REQUIREMENT: Count every line in the data below where "JSON" occurs, then state that number and nothing more.
[GIVEN DATA start]
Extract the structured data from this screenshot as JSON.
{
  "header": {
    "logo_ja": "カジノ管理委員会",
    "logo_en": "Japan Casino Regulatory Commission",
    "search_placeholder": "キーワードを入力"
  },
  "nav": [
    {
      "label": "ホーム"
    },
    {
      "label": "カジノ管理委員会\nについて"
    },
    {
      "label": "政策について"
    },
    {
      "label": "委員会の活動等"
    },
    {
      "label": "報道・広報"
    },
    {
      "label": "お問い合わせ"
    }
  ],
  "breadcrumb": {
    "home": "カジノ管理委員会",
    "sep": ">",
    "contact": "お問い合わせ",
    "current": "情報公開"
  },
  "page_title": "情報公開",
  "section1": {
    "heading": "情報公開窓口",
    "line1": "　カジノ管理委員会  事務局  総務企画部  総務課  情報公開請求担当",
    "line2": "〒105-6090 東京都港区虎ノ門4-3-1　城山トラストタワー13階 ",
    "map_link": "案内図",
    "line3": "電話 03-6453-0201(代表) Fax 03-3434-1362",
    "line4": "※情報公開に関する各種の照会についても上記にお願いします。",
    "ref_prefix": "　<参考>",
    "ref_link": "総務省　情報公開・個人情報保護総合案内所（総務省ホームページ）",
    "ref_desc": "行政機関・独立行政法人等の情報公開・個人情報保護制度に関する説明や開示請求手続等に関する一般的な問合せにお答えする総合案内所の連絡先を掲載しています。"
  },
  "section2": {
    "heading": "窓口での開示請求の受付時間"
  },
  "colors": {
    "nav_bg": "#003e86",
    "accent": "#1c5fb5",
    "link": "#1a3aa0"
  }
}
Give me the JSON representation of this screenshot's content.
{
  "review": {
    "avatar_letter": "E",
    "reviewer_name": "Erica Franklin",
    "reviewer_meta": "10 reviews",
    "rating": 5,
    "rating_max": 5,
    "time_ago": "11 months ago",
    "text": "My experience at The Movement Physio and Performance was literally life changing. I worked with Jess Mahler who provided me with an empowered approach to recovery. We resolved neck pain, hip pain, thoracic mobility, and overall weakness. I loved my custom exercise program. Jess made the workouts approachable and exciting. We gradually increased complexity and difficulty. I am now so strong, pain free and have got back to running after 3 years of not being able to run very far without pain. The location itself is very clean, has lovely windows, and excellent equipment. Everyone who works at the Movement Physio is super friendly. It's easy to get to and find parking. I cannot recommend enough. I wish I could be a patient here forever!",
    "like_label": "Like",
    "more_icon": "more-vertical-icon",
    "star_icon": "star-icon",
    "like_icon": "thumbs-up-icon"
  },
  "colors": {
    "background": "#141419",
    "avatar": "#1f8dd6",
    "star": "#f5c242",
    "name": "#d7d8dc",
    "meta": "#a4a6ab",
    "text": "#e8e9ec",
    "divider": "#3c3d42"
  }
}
[GIVEN DATA end]
EXERCISE ANSWER: 2